**WRITTEN REQUEST**
Count every line that includes the string "最怕你寂" in the entries that follow. Nothing besides the number is needed.

· · · · ·

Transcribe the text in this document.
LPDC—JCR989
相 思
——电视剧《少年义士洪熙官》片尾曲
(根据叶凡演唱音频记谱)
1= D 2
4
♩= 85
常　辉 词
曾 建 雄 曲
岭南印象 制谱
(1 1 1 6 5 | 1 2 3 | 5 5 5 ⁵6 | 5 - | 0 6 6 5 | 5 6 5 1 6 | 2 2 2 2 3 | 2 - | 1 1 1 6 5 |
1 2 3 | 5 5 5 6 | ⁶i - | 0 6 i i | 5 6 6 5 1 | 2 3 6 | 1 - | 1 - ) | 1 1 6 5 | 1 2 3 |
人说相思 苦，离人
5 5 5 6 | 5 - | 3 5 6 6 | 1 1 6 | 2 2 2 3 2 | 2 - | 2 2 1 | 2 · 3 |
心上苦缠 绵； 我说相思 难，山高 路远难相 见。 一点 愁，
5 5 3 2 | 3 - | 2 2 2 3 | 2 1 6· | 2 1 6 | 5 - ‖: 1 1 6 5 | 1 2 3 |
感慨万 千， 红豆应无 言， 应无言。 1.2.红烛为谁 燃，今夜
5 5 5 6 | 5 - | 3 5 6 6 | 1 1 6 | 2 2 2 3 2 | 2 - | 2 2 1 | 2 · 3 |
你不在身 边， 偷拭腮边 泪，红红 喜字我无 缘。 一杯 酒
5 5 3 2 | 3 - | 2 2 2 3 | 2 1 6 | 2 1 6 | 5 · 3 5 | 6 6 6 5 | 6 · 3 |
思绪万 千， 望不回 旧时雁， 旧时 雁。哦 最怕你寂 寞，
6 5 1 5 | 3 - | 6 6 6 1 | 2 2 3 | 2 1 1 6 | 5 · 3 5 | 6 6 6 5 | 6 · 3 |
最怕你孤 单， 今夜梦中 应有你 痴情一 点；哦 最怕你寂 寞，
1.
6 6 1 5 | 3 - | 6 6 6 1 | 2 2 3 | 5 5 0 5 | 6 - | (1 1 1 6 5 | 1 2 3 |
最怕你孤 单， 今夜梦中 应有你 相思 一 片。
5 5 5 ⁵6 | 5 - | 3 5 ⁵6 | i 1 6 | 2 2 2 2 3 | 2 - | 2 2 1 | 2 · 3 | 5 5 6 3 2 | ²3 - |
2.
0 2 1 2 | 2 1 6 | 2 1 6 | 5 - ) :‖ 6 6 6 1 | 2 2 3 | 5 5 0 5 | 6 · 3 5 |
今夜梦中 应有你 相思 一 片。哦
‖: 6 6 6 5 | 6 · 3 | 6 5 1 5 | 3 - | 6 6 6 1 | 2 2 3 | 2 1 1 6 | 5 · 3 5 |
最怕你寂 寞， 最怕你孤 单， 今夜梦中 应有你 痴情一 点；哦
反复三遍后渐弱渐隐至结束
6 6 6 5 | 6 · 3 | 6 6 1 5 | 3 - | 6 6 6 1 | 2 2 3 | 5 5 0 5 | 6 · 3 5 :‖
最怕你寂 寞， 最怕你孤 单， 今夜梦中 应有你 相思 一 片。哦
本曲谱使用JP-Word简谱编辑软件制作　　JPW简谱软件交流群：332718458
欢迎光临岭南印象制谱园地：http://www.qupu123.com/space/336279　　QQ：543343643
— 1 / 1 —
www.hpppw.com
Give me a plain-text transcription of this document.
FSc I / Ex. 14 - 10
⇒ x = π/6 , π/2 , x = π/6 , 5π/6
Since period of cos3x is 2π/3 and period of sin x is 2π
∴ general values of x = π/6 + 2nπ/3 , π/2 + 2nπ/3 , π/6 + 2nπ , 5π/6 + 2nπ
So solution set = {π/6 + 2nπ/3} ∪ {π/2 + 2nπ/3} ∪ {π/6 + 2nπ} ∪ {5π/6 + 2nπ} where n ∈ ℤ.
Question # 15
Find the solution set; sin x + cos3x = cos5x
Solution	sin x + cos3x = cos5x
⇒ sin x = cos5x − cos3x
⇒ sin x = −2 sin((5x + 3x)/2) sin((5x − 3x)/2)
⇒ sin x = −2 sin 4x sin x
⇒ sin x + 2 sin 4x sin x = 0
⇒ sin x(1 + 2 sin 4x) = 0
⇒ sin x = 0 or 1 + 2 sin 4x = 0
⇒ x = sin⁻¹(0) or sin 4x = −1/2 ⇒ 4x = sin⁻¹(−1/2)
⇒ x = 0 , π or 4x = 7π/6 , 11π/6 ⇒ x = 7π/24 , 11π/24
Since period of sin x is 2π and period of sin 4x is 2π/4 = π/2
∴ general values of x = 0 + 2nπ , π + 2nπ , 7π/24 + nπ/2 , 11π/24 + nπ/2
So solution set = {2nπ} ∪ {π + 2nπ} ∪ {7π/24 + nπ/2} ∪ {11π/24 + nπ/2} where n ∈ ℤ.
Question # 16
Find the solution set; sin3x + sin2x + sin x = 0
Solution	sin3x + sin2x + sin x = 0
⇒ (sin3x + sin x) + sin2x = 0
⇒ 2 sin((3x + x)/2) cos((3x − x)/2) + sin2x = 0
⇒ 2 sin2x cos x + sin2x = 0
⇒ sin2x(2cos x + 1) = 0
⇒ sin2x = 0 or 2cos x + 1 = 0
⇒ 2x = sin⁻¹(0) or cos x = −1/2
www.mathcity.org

· · · · ·

**TASK OUTPUT**
4